» AIM OF THE TASK: Gather each line of the entries below that includes "และเวลาท".

» GIVEN RECORDS:
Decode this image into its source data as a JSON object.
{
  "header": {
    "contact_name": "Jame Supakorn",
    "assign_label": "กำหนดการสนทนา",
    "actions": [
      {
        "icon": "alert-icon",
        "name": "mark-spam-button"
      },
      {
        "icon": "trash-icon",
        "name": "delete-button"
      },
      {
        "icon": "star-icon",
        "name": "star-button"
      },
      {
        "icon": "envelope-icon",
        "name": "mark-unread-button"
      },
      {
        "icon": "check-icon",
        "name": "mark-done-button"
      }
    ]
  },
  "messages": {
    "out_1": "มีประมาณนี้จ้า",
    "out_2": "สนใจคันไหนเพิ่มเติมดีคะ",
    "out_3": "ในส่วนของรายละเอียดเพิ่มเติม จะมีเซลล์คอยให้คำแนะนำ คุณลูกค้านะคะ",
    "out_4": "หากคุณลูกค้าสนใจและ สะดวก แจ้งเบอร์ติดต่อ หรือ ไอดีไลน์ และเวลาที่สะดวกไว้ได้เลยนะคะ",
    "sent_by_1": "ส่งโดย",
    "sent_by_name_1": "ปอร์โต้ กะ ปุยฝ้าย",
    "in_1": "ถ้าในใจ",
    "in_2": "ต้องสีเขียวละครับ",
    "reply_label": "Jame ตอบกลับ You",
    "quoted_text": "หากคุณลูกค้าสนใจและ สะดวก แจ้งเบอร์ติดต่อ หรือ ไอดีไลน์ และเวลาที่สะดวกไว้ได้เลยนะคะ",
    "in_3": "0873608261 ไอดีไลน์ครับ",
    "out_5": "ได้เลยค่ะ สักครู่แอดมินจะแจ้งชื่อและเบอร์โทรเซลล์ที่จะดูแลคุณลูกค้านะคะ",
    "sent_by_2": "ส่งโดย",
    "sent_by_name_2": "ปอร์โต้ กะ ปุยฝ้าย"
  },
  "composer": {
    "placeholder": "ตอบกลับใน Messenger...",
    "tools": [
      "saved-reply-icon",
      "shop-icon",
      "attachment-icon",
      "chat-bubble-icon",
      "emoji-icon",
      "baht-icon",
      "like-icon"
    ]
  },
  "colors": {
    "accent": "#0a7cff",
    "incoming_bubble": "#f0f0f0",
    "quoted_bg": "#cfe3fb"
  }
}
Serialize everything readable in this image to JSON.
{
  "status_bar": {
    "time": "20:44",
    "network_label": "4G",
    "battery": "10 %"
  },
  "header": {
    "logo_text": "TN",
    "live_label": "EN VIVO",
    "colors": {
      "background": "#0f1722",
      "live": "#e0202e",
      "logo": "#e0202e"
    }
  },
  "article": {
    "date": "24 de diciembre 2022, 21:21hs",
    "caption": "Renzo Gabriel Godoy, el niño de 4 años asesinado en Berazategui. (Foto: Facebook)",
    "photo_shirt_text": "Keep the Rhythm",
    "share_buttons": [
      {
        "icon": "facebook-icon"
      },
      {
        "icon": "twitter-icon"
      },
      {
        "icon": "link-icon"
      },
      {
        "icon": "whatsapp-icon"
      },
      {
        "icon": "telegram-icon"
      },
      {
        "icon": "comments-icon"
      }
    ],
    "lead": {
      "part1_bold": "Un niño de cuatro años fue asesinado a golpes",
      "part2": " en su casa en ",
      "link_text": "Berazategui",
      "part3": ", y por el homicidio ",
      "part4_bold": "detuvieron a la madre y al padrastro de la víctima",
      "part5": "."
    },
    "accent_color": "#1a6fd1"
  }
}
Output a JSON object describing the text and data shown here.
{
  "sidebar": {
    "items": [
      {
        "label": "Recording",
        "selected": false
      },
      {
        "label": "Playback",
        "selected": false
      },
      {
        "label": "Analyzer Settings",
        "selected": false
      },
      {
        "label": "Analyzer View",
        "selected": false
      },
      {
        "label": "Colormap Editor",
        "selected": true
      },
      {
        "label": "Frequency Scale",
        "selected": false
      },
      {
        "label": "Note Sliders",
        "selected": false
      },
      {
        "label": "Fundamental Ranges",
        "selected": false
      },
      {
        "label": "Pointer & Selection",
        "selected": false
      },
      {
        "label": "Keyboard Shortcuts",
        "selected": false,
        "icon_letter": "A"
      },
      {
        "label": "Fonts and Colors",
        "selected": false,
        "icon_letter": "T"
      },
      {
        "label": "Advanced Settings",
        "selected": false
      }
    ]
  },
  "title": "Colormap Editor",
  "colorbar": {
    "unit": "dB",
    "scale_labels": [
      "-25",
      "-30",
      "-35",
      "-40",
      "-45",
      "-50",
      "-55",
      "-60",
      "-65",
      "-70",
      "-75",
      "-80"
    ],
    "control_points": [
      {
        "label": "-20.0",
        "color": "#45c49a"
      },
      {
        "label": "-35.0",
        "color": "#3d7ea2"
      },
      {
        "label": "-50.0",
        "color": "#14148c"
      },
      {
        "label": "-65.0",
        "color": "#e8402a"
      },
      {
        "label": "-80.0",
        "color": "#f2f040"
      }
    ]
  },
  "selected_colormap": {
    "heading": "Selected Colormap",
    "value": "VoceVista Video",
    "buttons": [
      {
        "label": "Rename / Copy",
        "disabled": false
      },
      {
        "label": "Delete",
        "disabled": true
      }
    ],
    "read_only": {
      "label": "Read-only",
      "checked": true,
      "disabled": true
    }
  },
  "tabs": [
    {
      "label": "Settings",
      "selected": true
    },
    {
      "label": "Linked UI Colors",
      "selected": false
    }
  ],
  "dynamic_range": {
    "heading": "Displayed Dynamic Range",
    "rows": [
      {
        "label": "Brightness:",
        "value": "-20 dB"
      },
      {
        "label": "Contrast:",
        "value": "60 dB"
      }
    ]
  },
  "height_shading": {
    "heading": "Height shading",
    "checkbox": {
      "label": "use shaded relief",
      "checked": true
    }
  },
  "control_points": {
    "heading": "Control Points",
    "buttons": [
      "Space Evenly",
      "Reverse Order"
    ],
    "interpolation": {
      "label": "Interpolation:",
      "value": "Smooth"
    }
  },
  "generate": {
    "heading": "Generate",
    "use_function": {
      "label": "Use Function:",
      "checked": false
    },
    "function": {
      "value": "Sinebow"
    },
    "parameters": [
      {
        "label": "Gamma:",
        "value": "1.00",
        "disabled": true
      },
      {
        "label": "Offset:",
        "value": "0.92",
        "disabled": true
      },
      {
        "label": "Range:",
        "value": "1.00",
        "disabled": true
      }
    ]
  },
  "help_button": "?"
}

» SOLUTION FOR THIS EXERCISE:
    "out_4": "หากคุณลูกค้าสนใจและ สะดวก แจ้งเบอร์ติดต่อ หรือ ไอดีไลน์ และเวลาที่สะดวกไว้ได้เลยนะคะ",
    "quoted_text": "หากคุณลูกค้าสนใจและ สะดวก แจ้งเบอร์ติดต่อ หรือ ไอดีไลน์ และเวลาที่สะดวกไว้ได้เลยนะคะ",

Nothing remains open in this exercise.